WRITTEN EXERCISE: Report the number of lines in the entries below that include the word "true", and nothing else.

Records about charts and figures:
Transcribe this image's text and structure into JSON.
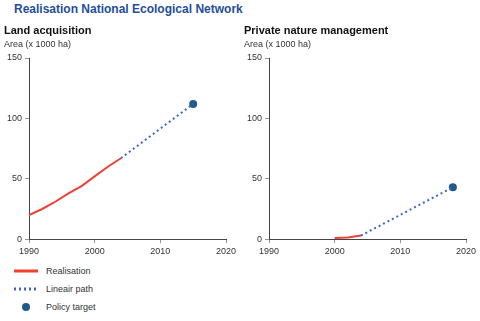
{
  "title": "Realisation National Ecological Network",
  "chart_data": [
    {
      "type": "line",
      "title": "Land acquisition",
      "y_label": "Area (x 1000 ha)",
      "xlim": [
        1990,
        2020
      ],
      "xticks": [
        1990,
        2000,
        2010,
        2020
      ],
      "ylim": [
        0,
        150
      ],
      "yticks": [
        0,
        50,
        100,
        150
      ],
      "grid": false,
      "legend": "bottom",
      "series": [
        {
          "name": "Realisation",
          "color": "#ee4035",
          "line_style": "solid",
          "marker": "none",
          "x": [
            1990,
            1992,
            1994,
            1996,
            1998,
            2000,
            2002,
            2004
          ],
          "values": [
            20,
            25,
            31,
            38,
            44,
            52,
            60,
            67
          ]
        },
        {
          "name": "Lineair path",
          "color": "#3a66c4",
          "line_style": "dotted",
          "marker": "none",
          "x": [
            2004,
            2015
          ],
          "values": [
            67,
            112
          ]
        },
        {
          "name": "Policy target",
          "color": "#1f5a8a",
          "type": "scatter",
          "marker": "circle",
          "x": [
            2015
          ],
          "values": [
            112
          ]
        }
      ]
    },
    {
      "type": "line",
      "title": "Private nature management",
      "y_label": "Area (x 1000 ha)",
      "xlim": [
        1990,
        2020
      ],
      "xticks": [
        1990,
        2000,
        2010,
        2020
      ],
      "ylim": [
        0,
        150
      ],
      "yticks": [
        0,
        50,
        100,
        150
      ],
      "grid": false,
      "series": [
        {
          "name": "Realisation",
          "color": "#ee4035",
          "line_style": "solid",
          "marker": "none",
          "x": [
            2000,
            2002,
            2004
          ],
          "values": [
            1,
            1.5,
            3
          ]
        },
        {
          "name": "Lineair path",
          "color": "#3a66c4",
          "line_style": "dotted",
          "marker": "none",
          "x": [
            2004,
            2018
          ],
          "values": [
            3,
            43
          ]
        },
        {
          "name": "Policy target",
          "color": "#1f5a8a",
          "type": "scatter",
          "marker": "circle",
          "x": [
            2018
          ],
          "values": [
            43
          ]
        }
      ]
    }
  ]
}
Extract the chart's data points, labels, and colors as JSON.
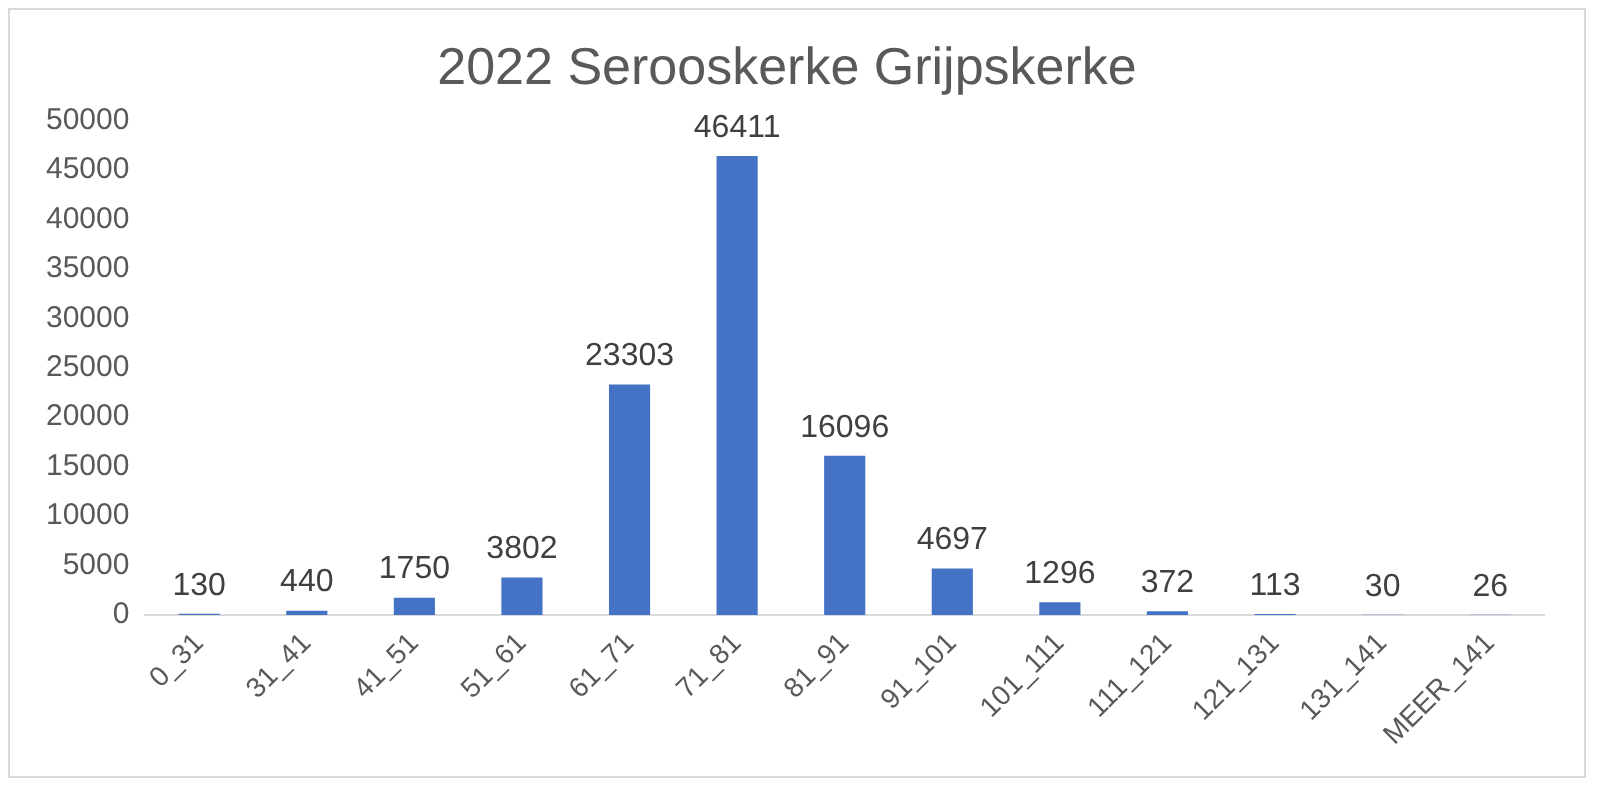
{
  "chart_data": {
    "type": "bar",
    "title": "2022 Serooskerke Grijpskerke",
    "categories": [
      "0_31",
      "31_41",
      "41_51",
      "51_61",
      "61_71",
      "71_81",
      "81_91",
      "91_101",
      "101_111",
      "111_121",
      "121_131",
      "131_141",
      "MEER_141"
    ],
    "values": [
      130,
      440,
      1750,
      3802,
      23303,
      46411,
      16096,
      4697,
      1296,
      372,
      113,
      30,
      26
    ],
    "color": "#4472c4",
    "ylim": [
      0,
      50000
    ],
    "yticks": [
      0,
      5000,
      10000,
      15000,
      20000,
      25000,
      30000,
      35000,
      40000,
      45000,
      50000
    ],
    "data_labels": true,
    "grid": false,
    "legend": false
  }
}
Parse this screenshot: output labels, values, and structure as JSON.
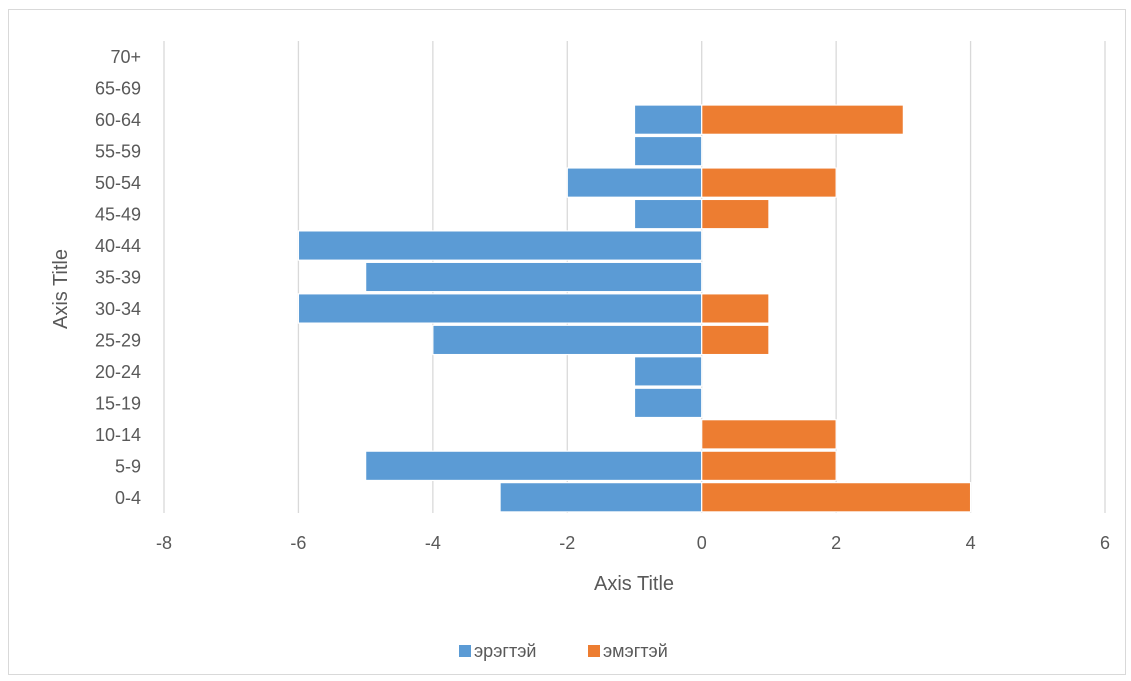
{
  "chart_data": {
    "type": "bar",
    "orientation": "horizontal",
    "categories": [
      "0-4",
      "5-9",
      "10-14",
      "15-19",
      "20-24",
      "25-29",
      "30-34",
      "35-39",
      "40-44",
      "45-49",
      "50-54",
      "55-59",
      "60-64",
      "65-69",
      "70+"
    ],
    "series": [
      {
        "name": "эрэгтэй",
        "color": "#5b9bd5",
        "values": [
          -3,
          -5,
          0,
          -1,
          -1,
          -4,
          -6,
          -5,
          -6,
          -1,
          -2,
          -1,
          -1,
          0,
          0
        ]
      },
      {
        "name": "эмэгтэй",
        "color": "#ed7d31",
        "values": [
          4,
          2,
          2,
          0,
          0,
          1,
          1,
          0,
          0,
          1,
          2,
          0,
          3,
          0,
          0
        ]
      }
    ],
    "xlabel": "Axis Title",
    "ylabel": "Axis Title",
    "xlim": [
      -8,
      6
    ],
    "xticks": [
      "-8",
      "-6",
      "-4",
      "-2",
      "0",
      "2",
      "4",
      "6"
    ],
    "grid": "vertical",
    "legend_position": "bottom"
  }
}
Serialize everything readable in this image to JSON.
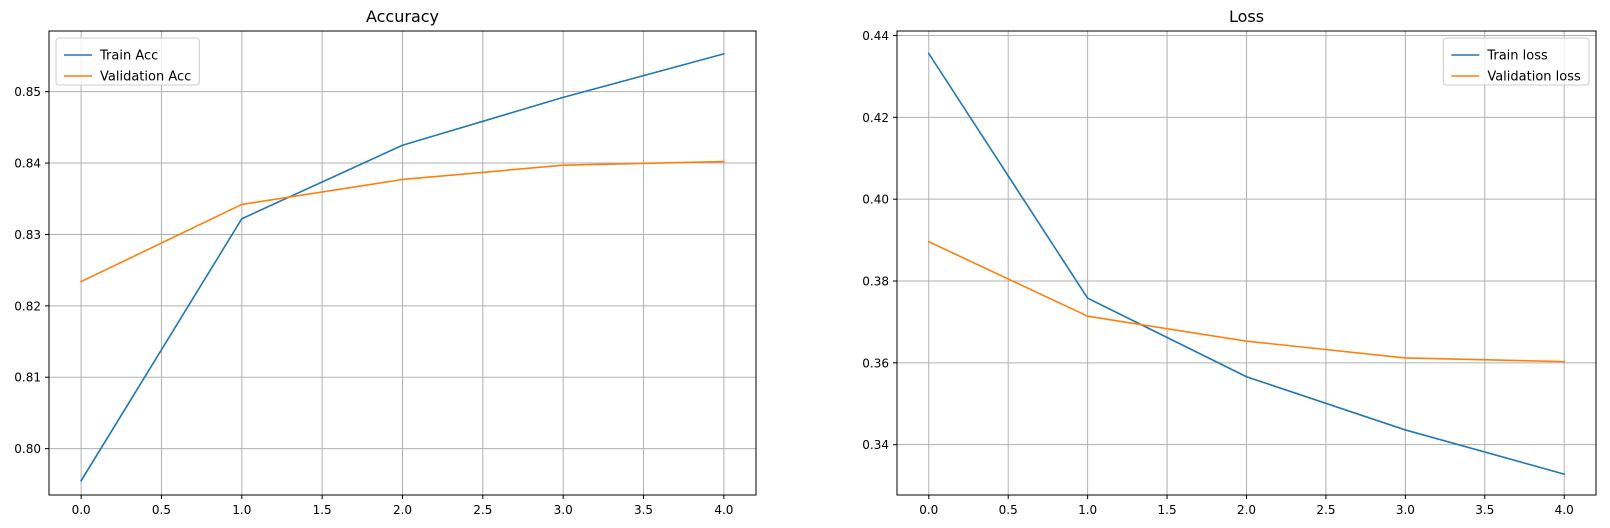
{
  "chart_data": [
    {
      "type": "line",
      "title": "Accuracy",
      "xlabel": "",
      "ylabel": "",
      "x": [
        0,
        1,
        2,
        3,
        4
      ],
      "xticks": [
        0.0,
        0.5,
        1.0,
        1.5,
        2.0,
        2.5,
        3.0,
        3.5,
        4.0
      ],
      "xtick_labels": [
        "0.0",
        "0.5",
        "1.0",
        "1.5",
        "2.0",
        "2.5",
        "3.0",
        "3.5",
        "4.0"
      ],
      "yticks": [
        0.8,
        0.81,
        0.82,
        0.83,
        0.84,
        0.85
      ],
      "ytick_labels": [
        "0.80",
        "0.81",
        "0.82",
        "0.83",
        "0.84",
        "0.85"
      ],
      "xlim": [
        -0.2,
        4.2
      ],
      "ylim": [
        0.7935,
        0.8585
      ],
      "grid": true,
      "legend_position": "upper-left",
      "series": [
        {
          "name": "Train Acc",
          "color": "#1f77b4",
          "values": [
            0.7955,
            0.8322,
            0.8425,
            0.8492,
            0.8553
          ]
        },
        {
          "name": "Validation Acc",
          "color": "#ff7f0e",
          "values": [
            0.8234,
            0.8342,
            0.8377,
            0.8397,
            0.8402
          ]
        }
      ]
    },
    {
      "type": "line",
      "title": "Loss",
      "xlabel": "",
      "ylabel": "",
      "x": [
        0,
        1,
        2,
        3,
        4
      ],
      "xticks": [
        0.0,
        0.5,
        1.0,
        1.5,
        2.0,
        2.5,
        3.0,
        3.5,
        4.0
      ],
      "xtick_labels": [
        "0.0",
        "0.5",
        "1.0",
        "1.5",
        "2.0",
        "2.5",
        "3.0",
        "3.5",
        "4.0"
      ],
      "yticks": [
        0.34,
        0.36,
        0.38,
        0.4,
        0.42,
        0.44
      ],
      "ytick_labels": [
        "0.34",
        "0.36",
        "0.38",
        "0.40",
        "0.42",
        "0.44"
      ],
      "xlim": [
        -0.2,
        4.2
      ],
      "ylim": [
        0.3277,
        0.4411
      ],
      "grid": true,
      "legend_position": "upper-right",
      "series": [
        {
          "name": "Train loss",
          "color": "#1f77b4",
          "values": [
            0.4356,
            0.3758,
            0.3566,
            0.3436,
            0.3328
          ]
        },
        {
          "name": "Validation loss",
          "color": "#ff7f0e",
          "values": [
            0.3896,
            0.3714,
            0.3653,
            0.3612,
            0.3603
          ]
        }
      ]
    }
  ]
}
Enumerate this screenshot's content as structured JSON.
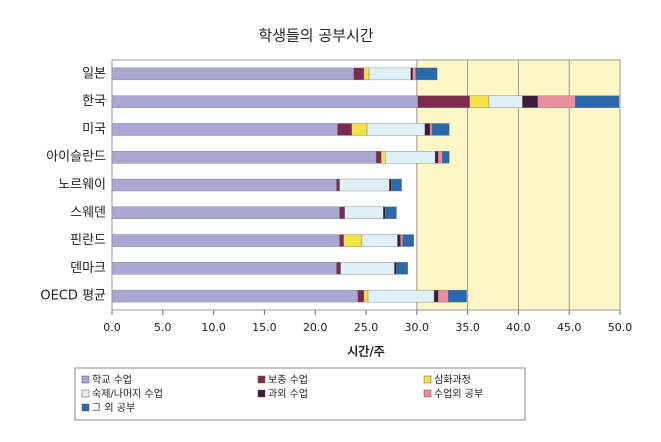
{
  "chart_data": {
    "type": "stacked-barh",
    "title": "학생들의 공부시간",
    "xlabel": "시간/주",
    "categories": [
      "일본",
      "한국",
      "미국",
      "아이슬란드",
      "노르웨이",
      "스웨덴",
      "핀란드",
      "덴마크",
      "OECD 평균"
    ],
    "series": [
      {
        "name": "학교 수업",
        "color": "#aaa7d2",
        "values": [
          23.8,
          30.1,
          22.2,
          26.0,
          22.1,
          22.4,
          22.4,
          22.1,
          24.2
        ]
      },
      {
        "name": "보충 수업",
        "color": "#7d2b4c",
        "values": [
          1.0,
          5.1,
          1.4,
          0.5,
          0.3,
          0.5,
          0.4,
          0.4,
          0.6
        ]
      },
      {
        "name": "심화과정",
        "color": "#f3e24a",
        "values": [
          0.5,
          1.9,
          1.5,
          0.4,
          0,
          0,
          1.8,
          0,
          0.4
        ]
      },
      {
        "name": "숙제/나머지 수업",
        "color": "#dff1f6",
        "values": [
          4.1,
          3.3,
          5.7,
          4.9,
          4.9,
          3.8,
          3.5,
          5.3,
          6.5
        ]
      },
      {
        "name": "과외 수업",
        "color": "#3c1a3e",
        "values": [
          0.2,
          1.5,
          0.5,
          0.3,
          0.2,
          0.2,
          0.3,
          0.2,
          0.4
        ]
      },
      {
        "name": "수업외 공부",
        "color": "#e98c9c",
        "values": [
          0.3,
          3.7,
          0.2,
          0.4,
          0,
          0,
          0.2,
          0,
          1.0
        ]
      },
      {
        "name": "그 외 공부",
        "color": "#2b6aa8",
        "values": [
          2.1,
          4.3,
          1.7,
          0.7,
          1.0,
          1.1,
          1.1,
          1.1,
          1.8
        ]
      }
    ],
    "xlim": [
      0,
      50
    ],
    "xticks": [
      {
        "value": 0,
        "label": "0.0"
      },
      {
        "value": 5,
        "label": "5.0"
      },
      {
        "value": 10,
        "label": "10.0"
      },
      {
        "value": 15,
        "label": "15.0"
      },
      {
        "value": 20,
        "label": "20.0"
      },
      {
        "value": 25,
        "label": "25.0"
      },
      {
        "value": 30,
        "label": "30.0"
      },
      {
        "value": 35,
        "label": "35.0"
      },
      {
        "value": 40,
        "label": "40.0"
      },
      {
        "value": 45,
        "label": "45.0"
      },
      {
        "value": 50,
        "label": "50.0"
      }
    ],
    "shaded_range": [
      30,
      50
    ],
    "shade_color": "#fdf7c8",
    "grid": true,
    "legend": "bottom"
  }
}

REPLY: 4